Desafio » Apresente as linhas da listagem abaixo em forma de lista JSON de strings, com uma string para cada linha e sem as linhas em branco.

Entradas extraídas de uma coleção:

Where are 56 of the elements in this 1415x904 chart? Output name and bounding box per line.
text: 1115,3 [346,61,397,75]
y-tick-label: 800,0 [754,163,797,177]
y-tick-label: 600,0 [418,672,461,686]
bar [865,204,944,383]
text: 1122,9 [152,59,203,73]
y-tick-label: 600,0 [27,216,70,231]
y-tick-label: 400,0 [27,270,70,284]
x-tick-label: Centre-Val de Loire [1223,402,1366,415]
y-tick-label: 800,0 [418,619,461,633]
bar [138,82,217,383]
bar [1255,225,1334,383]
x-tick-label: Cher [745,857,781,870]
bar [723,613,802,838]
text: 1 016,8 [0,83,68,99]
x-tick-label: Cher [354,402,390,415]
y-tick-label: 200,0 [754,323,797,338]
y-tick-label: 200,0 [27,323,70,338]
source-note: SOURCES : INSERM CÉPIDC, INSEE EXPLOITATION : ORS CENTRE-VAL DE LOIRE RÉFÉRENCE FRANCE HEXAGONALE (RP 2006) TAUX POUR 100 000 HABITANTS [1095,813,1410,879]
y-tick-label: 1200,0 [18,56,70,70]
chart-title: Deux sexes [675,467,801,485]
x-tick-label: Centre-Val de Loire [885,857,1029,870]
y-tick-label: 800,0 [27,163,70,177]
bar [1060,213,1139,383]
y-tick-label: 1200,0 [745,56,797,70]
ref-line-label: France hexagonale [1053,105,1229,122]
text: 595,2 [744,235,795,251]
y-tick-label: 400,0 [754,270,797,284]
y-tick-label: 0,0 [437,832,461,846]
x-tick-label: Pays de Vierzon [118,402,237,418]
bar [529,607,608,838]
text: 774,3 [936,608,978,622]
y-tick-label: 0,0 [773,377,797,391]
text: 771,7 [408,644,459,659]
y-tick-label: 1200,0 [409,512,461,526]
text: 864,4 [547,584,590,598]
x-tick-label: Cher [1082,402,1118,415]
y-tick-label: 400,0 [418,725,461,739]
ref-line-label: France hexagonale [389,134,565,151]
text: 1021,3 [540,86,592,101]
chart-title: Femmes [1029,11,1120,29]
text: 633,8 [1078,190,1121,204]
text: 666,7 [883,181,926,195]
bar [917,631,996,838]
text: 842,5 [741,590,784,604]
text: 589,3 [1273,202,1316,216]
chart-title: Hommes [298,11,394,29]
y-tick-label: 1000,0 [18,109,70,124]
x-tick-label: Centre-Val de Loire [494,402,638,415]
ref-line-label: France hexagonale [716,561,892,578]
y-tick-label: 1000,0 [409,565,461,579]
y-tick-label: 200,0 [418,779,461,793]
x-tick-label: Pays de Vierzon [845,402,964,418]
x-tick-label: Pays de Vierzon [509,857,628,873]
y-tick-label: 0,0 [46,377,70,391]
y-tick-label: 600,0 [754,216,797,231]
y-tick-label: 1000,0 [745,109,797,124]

Resposta do exercício »
[
  "Where are 56 of the elements in this 1415x904 chart? Output name and bounding box per line.",
  "text: 1115,3 [346,61,397,75]",
  "y-tick-label: 800,0 [754,163,797,177]",
  "y-tick-label: 600,0 [418,672,461,686]",
  "bar [865,204,944,383]",
  "text: 1122,9 [152,59,203,73]",
  "y-tick-label: 600,0 [27,216,70,231]",
  "y-tick-label: 400,0 [27,270,70,284]",
  "x-tick-label: Centre-Val de Loire [1223,402,1366,415]",
  "y-tick-label: 800,0 [418,619,461,633]",
  "bar [138,82,217,383]",
  "bar [1255,225,1334,383]",
  "x-tick-label: Cher [745,857,781,870]",
  "bar [723,613,802,838]",
  "text: 1 016,8 [0,83,68,99]",
  "x-tick-label: Cher [354,402,390,415]",
  "y-tick-label: 200,0 [754,323,797,338]",
  "y-tick-label: 200,0 [27,323,70,338]",
  "source-note: SOURCES : INSERM CÉPIDC, INSEE EXPLOITATION : ORS CENTRE-VAL DE LOIRE RÉFÉRENCE FRANCE HEXAGONALE (RP 2006) TAUX POUR 100 000 HABITANTS [1095,813,1410,879]",
  "y-tick-label: 1200,0 [18,56,70,70]",
  "chart-title: Deux sexes [675,467,801,485]",
  "x-tick-label: Centre-Val de Loire [885,857,1029,870]",
  "y-tick-label: 800,0 [27,163,70,177]",
  "bar [1060,213,1139,383]",
  "y-tick-label: 1200,0 [745,56,797,70]",
  "ref-line-label: France hexagonale [1053,105,1229,122]",
  "text: 595,2 [744,235,795,251]",
  "y-tick-label: 400,0 [754,270,797,284]",
  "y-tick-label: 0,0 [437,832,461,846]",
  "x-tick-label: Pays de Vierzon [118,402,237,418]",
  "bar [529,607,608,838]",
  "text: 774,3 [936,608,978,622]",
  "y-tick-label: 0,0 [773,377,797,391]",
  "text: 771,7 [408,644,459,659]",
  "y-tick-label: 1200,0 [409,512,461,526]",
  "text: 864,4 [547,584,590,598]",
  "x-tick-label: Cher [1082,402,1118,415]",
  "y-tick-label: 400,0 [418,725,461,739]",
  "ref-line-label: France hexagonale [389,134,565,151]",
  "text: 1021,3 [540,86,592,101]",
  "chart-title: Femmes [1029,11,1120,29]",
  "text: 633,8 [1078,190,1121,204]",
  "text: 666,7 [883,181,926,195]",
  "bar [917,631,996,838]",
  "text: 842,5 [741,590,784,604]",
  "text: 589,3 [1273,202,1316,216]",
  "chart-title: Hommes [298,11,394,29]",
  "y-tick-label: 1000,0 [18,109,70,124]",
  "x-tick-label: Centre-Val de Loire [494,402,638,415]",
  "ref-line-label: France hexagonale [716,561,892,578]",
  "y-tick-label: 1000,0 [409,565,461,579]",
  "y-tick-label: 200,0 [418,779,461,793]",
  "x-tick-label: Pays de Vierzon [845,402,964,418]",
  "x-tick-label: Pays de Vierzon [509,857,628,873]",
  "y-tick-label: 0,0 [46,377,70,391]",
  "y-tick-label: 600,0 [754,216,797,231]",
  "y-tick-label: 1000,0 [745,109,797,124]"
]